Data extracted from a collection -
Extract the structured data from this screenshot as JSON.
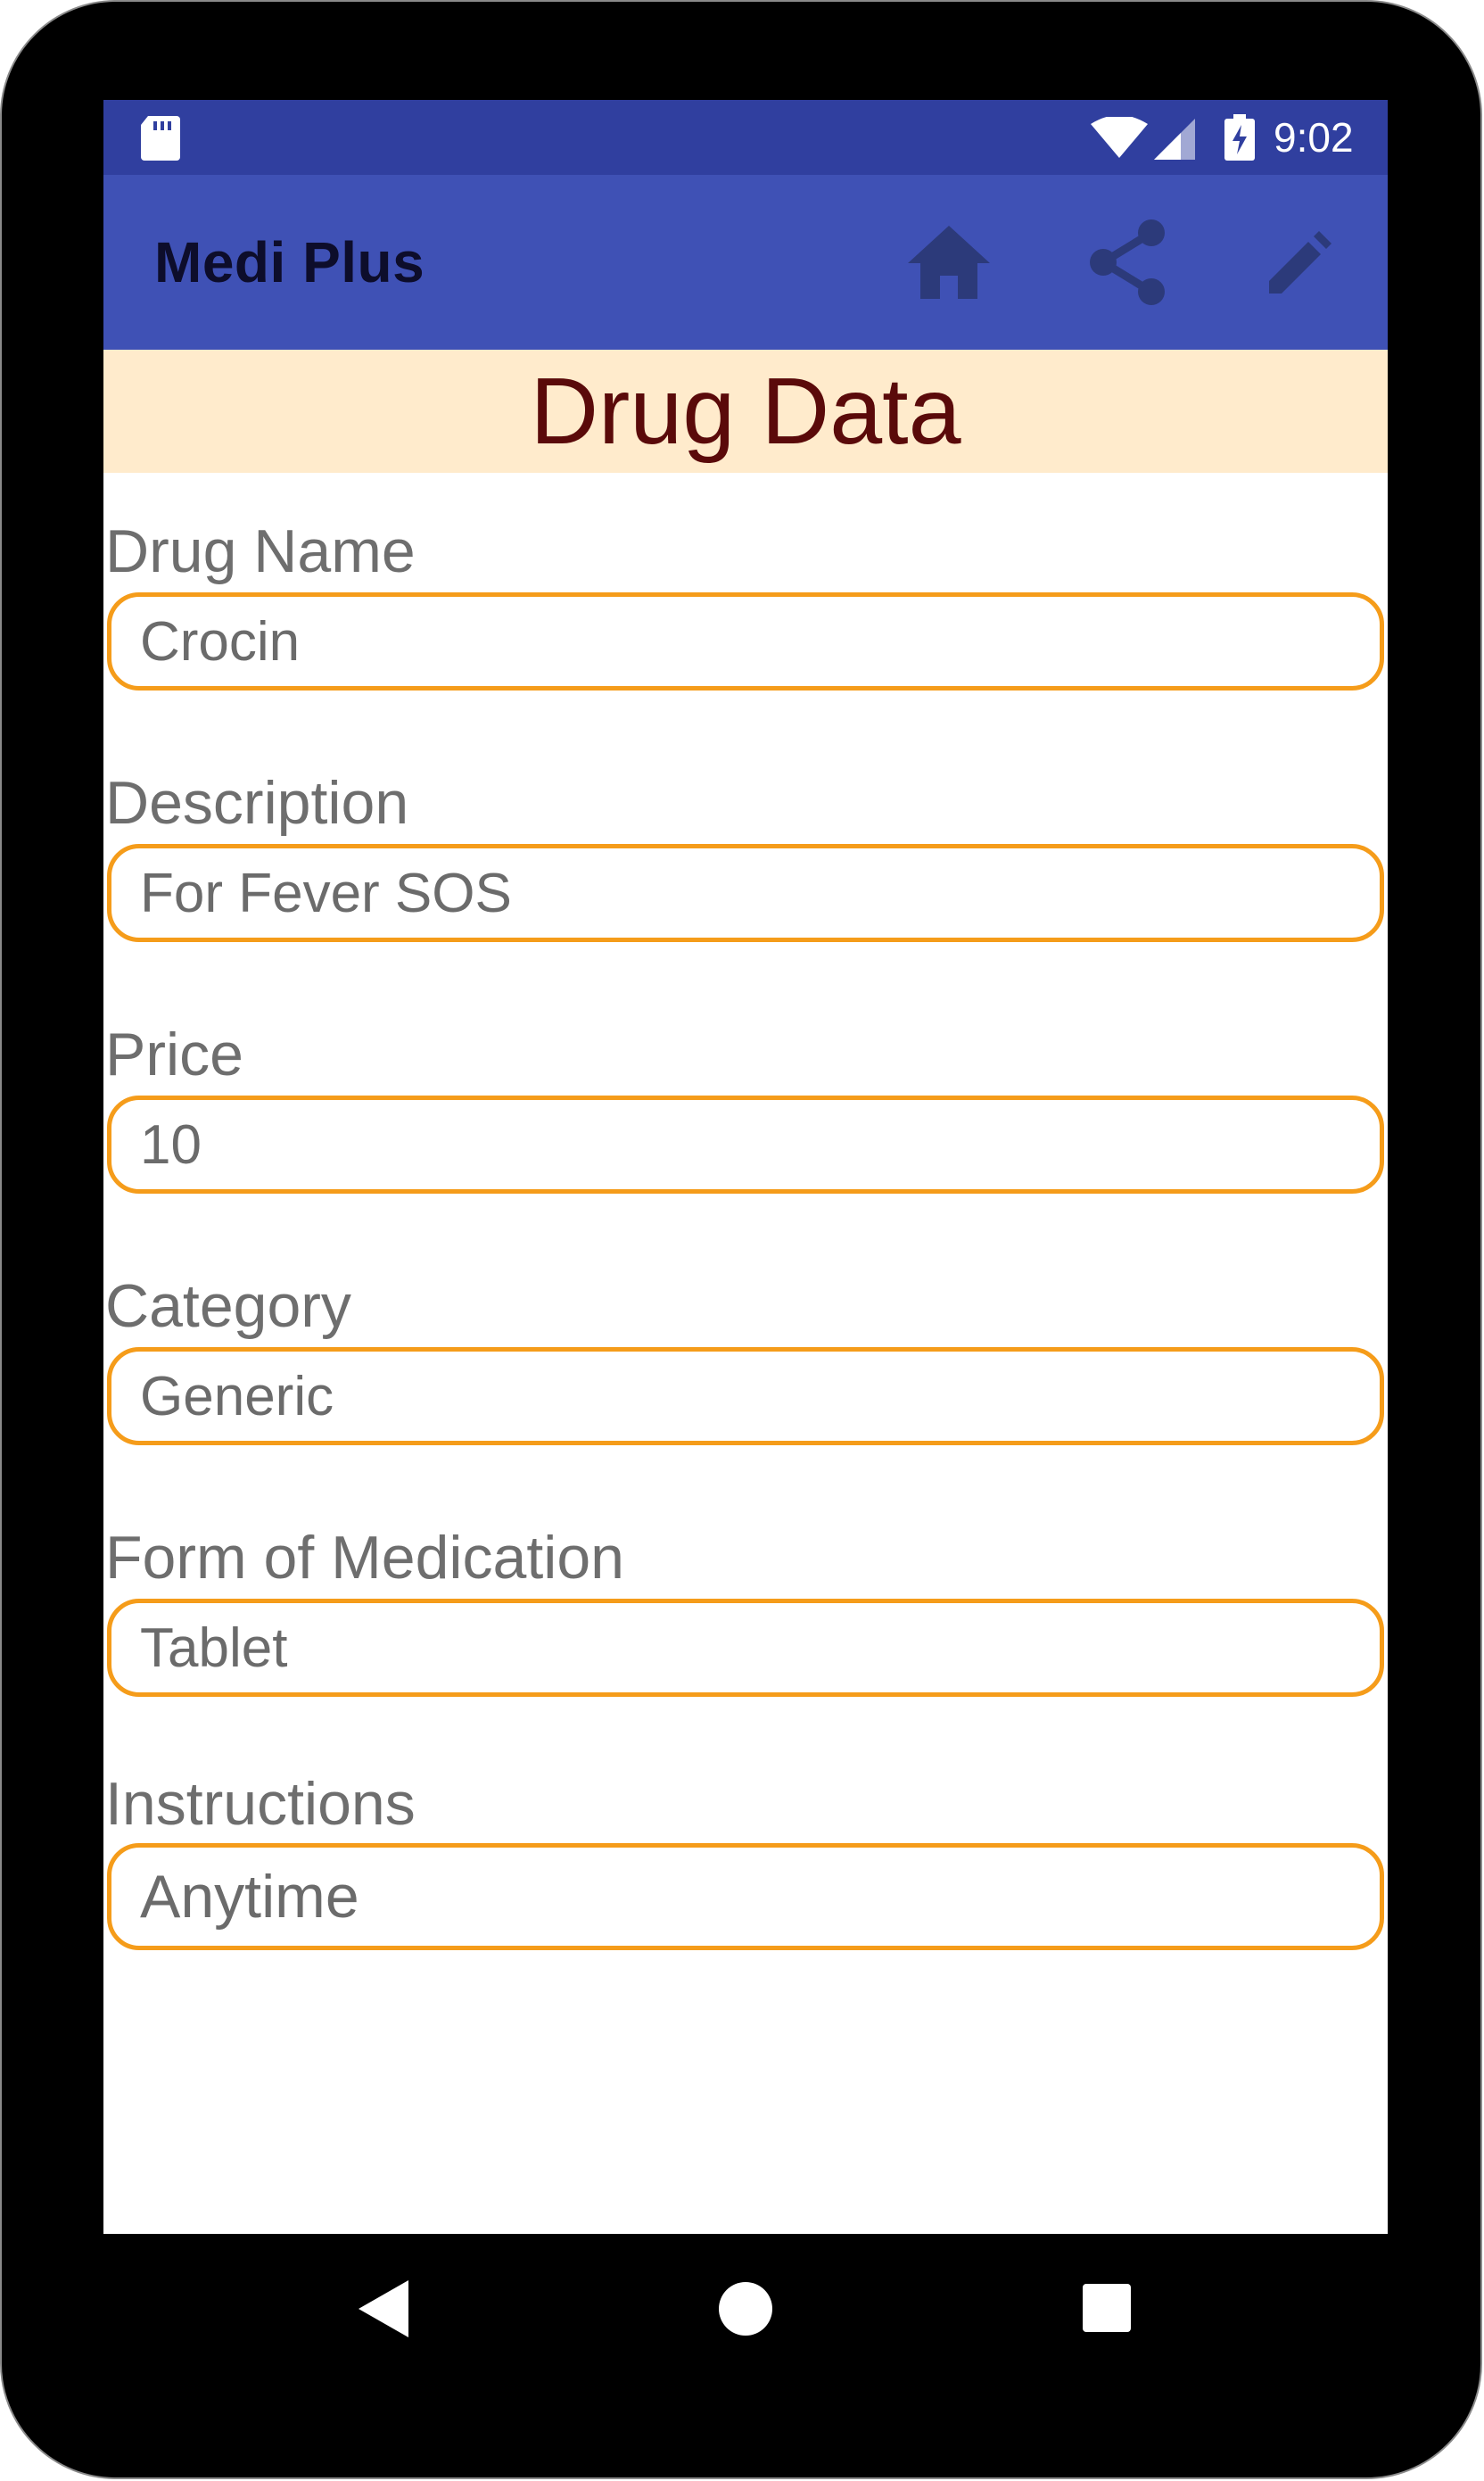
{
  "status_bar": {
    "time": "9:02",
    "icons": [
      "sd-card-icon",
      "wifi-icon",
      "cell-signal-icon",
      "battery-charging-icon"
    ]
  },
  "app_bar": {
    "title": "Medi Plus",
    "actions": [
      {
        "icon": "home-icon"
      },
      {
        "icon": "share-icon"
      },
      {
        "icon": "edit-icon"
      }
    ]
  },
  "page": {
    "title": "Drug Data"
  },
  "fields": {
    "drug_name": {
      "label": "Drug Name",
      "value": "Crocin"
    },
    "description": {
      "label": "Description",
      "value": "For Fever SOS"
    },
    "price": {
      "label": "Price",
      "value": "10"
    },
    "category": {
      "label": "Category",
      "value": "Generic"
    },
    "form": {
      "label": "Form of Medication",
      "value": "Tablet"
    },
    "instructions": {
      "label": "Instructions",
      "value": "Anytime"
    }
  },
  "colors": {
    "status_bar": "#303f9f",
    "app_bar": "#3f51b5",
    "header_bg": "#ffebcc",
    "header_text": "#5a0a0a",
    "field_border": "#f59c1a",
    "icon_color": "#2c3a7a"
  },
  "nav_bar": {
    "buttons": [
      "back-icon",
      "home-circle-icon",
      "recents-icon"
    ]
  }
}
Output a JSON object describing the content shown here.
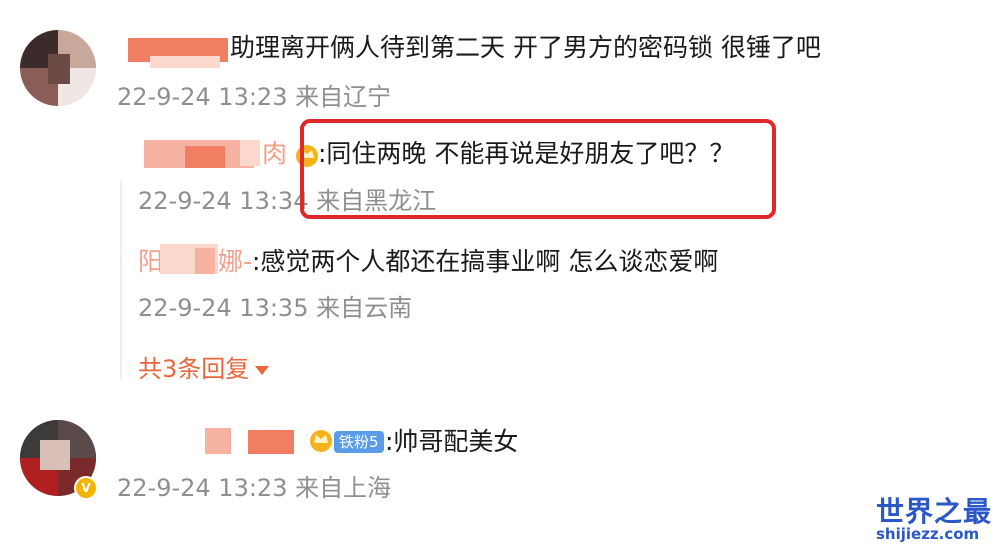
{
  "comments": [
    {
      "text": "助理离开俩人待到第二天 开了男方的密码锁 很锤了吧",
      "meta": "22-9-24 13:23 来自辽宁",
      "replies": [
        {
          "text": ":同住两晚 不能再说是好朋友了吧？？",
          "meta": "22-9-24 13:34 来自黑龙江",
          "name_tail": "肉"
        },
        {
          "text": ":感觉两个人都还在搞事业啊 怎么谈恋爱啊",
          "meta": "22-9-24 13:35 来自云南",
          "name_tail": "阳",
          "name_tail2": "娜-"
        }
      ],
      "more_replies": "共3条回复"
    },
    {
      "text": ":帅哥配美女",
      "meta": "22-9-24 13:23 来自上海",
      "badge": "铁粉5"
    }
  ],
  "watermark": {
    "cn": "世界之最",
    "en": "shijiezz.com"
  },
  "colors": {
    "highlight": "#e02828",
    "accent": "#e8673b",
    "badge": "#4a90e2"
  }
}
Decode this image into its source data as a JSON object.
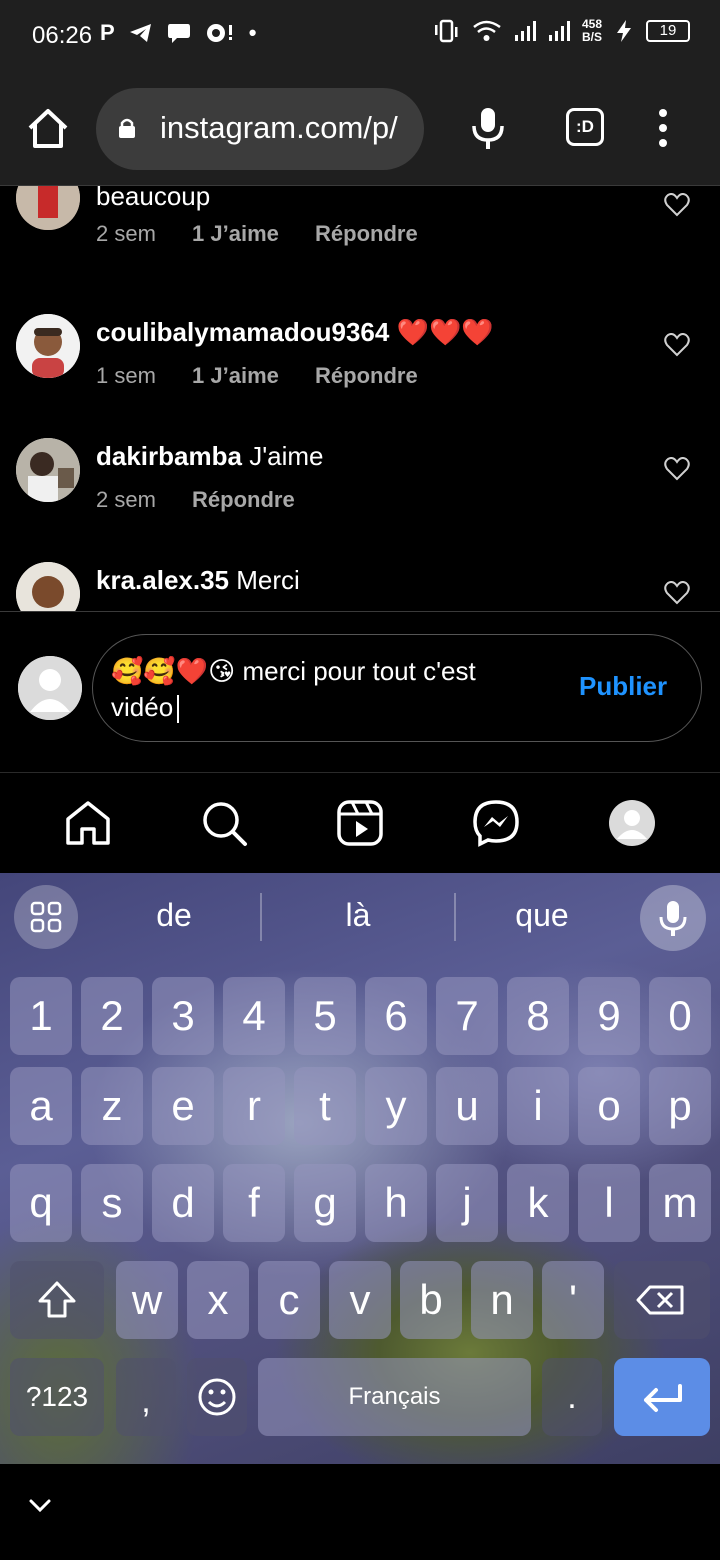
{
  "status": {
    "time": "06:26",
    "left_icons": [
      "P",
      "telegram-icon",
      "chat-icon",
      "assistant-icon",
      "•"
    ],
    "net_speed_value": "458",
    "net_speed_unit": "B/S",
    "battery": "19"
  },
  "browser": {
    "url": "instagram.com/p/",
    "tab_label": ":D"
  },
  "comments": [
    {
      "username": "",
      "text": "beaucoup",
      "time": "2 sem",
      "likes": "1 J’aime",
      "reply": "Répondre"
    },
    {
      "username": "coulibalymamadou9364",
      "text": "❤️❤️❤️",
      "time": "1 sem",
      "likes": "1 J’aime",
      "reply": "Répondre"
    },
    {
      "username": "dakirbamba",
      "text": "J'aime",
      "time": "2 sem",
      "likes": "",
      "reply": "Répondre"
    },
    {
      "username": "kra.alex.35",
      "text": "Merci",
      "time": "",
      "likes": "",
      "reply": ""
    }
  ],
  "compose": {
    "value": "🥰🥰❤️😘 merci pour tout c'est vidéo",
    "publish_label": "Publier"
  },
  "keyboard": {
    "suggestions": [
      "de",
      "là",
      "que"
    ],
    "row_numbers": [
      "1",
      "2",
      "3",
      "4",
      "5",
      "6",
      "7",
      "8",
      "9",
      "0"
    ],
    "row1": [
      "a",
      "z",
      "e",
      "r",
      "t",
      "y",
      "u",
      "i",
      "o",
      "p"
    ],
    "row2": [
      "q",
      "s",
      "d",
      "f",
      "g",
      "h",
      "j",
      "k",
      "l",
      "m"
    ],
    "row3": [
      "w",
      "x",
      "c",
      "v",
      "b",
      "n",
      "'"
    ],
    "symbols_label": "?123",
    "comma": ",",
    "space_label": "Français",
    "period": "."
  },
  "colors": {
    "accent": "#1f93ff",
    "enter_key": "#5c8de6"
  }
}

Challenge - Of all the lines in the entries, how many contain the word "meta"? Give only the number.

Output of the task - 4